From the entries below, copy out every line with "While" in it.

-=-=-=-=-

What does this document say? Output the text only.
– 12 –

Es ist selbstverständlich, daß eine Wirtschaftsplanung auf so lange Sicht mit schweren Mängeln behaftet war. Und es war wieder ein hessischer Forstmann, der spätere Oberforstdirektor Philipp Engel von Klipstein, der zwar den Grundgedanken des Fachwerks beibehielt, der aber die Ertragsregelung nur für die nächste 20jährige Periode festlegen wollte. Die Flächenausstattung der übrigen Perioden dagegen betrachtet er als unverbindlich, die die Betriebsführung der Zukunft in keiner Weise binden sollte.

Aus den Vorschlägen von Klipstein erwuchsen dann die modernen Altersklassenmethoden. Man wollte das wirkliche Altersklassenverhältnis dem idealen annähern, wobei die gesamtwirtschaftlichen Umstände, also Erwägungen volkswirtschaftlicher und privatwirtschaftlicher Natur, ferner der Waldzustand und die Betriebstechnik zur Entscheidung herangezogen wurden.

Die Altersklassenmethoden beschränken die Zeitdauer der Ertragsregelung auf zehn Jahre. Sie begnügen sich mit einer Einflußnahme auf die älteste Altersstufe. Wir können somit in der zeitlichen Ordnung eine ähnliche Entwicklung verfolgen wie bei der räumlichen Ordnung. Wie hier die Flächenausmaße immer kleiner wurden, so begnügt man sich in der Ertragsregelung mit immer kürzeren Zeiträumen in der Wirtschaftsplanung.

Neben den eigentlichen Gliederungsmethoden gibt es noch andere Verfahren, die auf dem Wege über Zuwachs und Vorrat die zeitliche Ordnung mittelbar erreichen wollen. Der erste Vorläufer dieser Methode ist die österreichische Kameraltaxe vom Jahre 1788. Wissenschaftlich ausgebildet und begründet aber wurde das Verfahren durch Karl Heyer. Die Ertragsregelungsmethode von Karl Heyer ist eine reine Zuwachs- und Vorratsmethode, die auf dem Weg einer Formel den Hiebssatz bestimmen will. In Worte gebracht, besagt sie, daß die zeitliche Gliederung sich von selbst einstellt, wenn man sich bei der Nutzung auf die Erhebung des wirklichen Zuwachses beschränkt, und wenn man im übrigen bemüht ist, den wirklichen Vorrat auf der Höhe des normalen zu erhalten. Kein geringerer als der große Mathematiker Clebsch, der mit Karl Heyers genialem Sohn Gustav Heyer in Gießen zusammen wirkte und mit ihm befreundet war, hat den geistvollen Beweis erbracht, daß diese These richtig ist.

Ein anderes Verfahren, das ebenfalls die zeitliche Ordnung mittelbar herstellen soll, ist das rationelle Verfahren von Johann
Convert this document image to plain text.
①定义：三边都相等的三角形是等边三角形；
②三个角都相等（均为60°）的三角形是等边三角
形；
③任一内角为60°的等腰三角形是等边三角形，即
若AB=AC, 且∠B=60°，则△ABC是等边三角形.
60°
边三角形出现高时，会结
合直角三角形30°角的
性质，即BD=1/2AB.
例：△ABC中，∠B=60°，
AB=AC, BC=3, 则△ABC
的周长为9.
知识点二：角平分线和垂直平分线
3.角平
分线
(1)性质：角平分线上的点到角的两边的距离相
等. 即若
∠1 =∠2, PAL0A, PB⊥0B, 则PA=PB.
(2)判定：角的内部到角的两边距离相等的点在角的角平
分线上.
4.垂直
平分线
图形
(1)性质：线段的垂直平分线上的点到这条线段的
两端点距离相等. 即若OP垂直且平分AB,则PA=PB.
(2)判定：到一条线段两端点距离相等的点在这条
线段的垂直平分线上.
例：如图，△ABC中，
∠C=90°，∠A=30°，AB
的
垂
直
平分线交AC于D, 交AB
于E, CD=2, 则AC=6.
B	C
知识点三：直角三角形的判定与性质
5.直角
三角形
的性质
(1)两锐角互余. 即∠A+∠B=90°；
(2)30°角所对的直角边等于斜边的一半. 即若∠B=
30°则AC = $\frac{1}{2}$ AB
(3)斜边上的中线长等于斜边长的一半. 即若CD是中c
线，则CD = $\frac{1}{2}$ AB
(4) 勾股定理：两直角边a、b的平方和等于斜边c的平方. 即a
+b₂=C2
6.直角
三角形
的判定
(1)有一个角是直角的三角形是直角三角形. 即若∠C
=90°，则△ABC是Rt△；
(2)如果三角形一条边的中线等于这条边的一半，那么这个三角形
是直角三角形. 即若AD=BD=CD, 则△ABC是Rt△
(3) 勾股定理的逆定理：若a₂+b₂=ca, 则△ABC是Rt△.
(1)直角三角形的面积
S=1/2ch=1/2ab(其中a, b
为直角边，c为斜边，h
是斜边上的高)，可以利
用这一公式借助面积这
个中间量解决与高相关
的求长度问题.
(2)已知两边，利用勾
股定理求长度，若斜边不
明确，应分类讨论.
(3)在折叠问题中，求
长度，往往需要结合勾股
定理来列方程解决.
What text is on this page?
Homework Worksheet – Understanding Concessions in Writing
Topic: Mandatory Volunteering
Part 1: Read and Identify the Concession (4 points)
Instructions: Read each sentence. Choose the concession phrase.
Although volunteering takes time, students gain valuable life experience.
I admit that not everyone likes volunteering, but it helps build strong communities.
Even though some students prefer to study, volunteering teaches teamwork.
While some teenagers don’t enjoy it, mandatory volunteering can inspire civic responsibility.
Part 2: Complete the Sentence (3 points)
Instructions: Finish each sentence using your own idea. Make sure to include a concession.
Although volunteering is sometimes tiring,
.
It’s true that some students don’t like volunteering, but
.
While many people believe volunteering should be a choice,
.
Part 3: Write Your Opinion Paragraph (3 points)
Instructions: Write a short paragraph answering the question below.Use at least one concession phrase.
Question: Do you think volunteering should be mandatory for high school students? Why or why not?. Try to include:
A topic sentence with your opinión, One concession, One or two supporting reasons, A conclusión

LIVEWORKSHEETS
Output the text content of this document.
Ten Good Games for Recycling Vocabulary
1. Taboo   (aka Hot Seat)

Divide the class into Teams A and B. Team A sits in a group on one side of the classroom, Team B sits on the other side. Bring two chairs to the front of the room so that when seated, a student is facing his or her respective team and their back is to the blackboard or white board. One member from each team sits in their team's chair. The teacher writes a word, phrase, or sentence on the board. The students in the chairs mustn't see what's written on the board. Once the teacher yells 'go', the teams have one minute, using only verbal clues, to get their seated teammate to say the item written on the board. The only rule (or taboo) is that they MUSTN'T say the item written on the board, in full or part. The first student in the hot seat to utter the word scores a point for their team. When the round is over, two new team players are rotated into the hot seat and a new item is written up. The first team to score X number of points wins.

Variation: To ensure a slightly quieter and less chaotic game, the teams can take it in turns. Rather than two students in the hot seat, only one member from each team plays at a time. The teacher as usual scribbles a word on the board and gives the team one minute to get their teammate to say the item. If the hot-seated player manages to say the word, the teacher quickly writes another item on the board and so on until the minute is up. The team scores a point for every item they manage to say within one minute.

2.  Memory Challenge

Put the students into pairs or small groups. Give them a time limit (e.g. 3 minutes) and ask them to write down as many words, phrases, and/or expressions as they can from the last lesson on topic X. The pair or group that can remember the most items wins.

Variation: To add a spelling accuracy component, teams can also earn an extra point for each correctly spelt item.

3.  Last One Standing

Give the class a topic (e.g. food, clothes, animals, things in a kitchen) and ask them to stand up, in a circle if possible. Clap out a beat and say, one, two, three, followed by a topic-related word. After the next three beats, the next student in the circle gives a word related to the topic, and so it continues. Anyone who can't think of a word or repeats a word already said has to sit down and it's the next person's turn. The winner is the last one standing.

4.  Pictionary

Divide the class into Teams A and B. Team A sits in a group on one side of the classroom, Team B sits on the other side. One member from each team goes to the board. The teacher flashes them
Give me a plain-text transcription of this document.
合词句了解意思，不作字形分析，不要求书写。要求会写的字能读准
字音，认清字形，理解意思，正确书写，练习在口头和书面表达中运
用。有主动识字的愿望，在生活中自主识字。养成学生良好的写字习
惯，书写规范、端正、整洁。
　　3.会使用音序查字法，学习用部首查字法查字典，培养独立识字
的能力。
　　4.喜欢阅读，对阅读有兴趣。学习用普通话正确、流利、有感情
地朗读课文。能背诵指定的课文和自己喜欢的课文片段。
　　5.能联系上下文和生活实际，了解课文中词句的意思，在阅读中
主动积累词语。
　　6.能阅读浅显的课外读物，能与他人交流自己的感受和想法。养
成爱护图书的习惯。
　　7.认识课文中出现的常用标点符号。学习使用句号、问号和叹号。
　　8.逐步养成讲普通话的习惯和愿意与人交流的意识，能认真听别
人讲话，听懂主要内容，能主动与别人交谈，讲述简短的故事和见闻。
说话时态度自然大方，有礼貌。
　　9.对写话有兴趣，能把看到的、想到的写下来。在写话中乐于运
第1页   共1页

-=-=-=-=-

Result of the exercise:
While some teenagers don’t enjoy it, mandatory volunteering can inspire civic responsibility.
While many people believe volunteering should be a choice,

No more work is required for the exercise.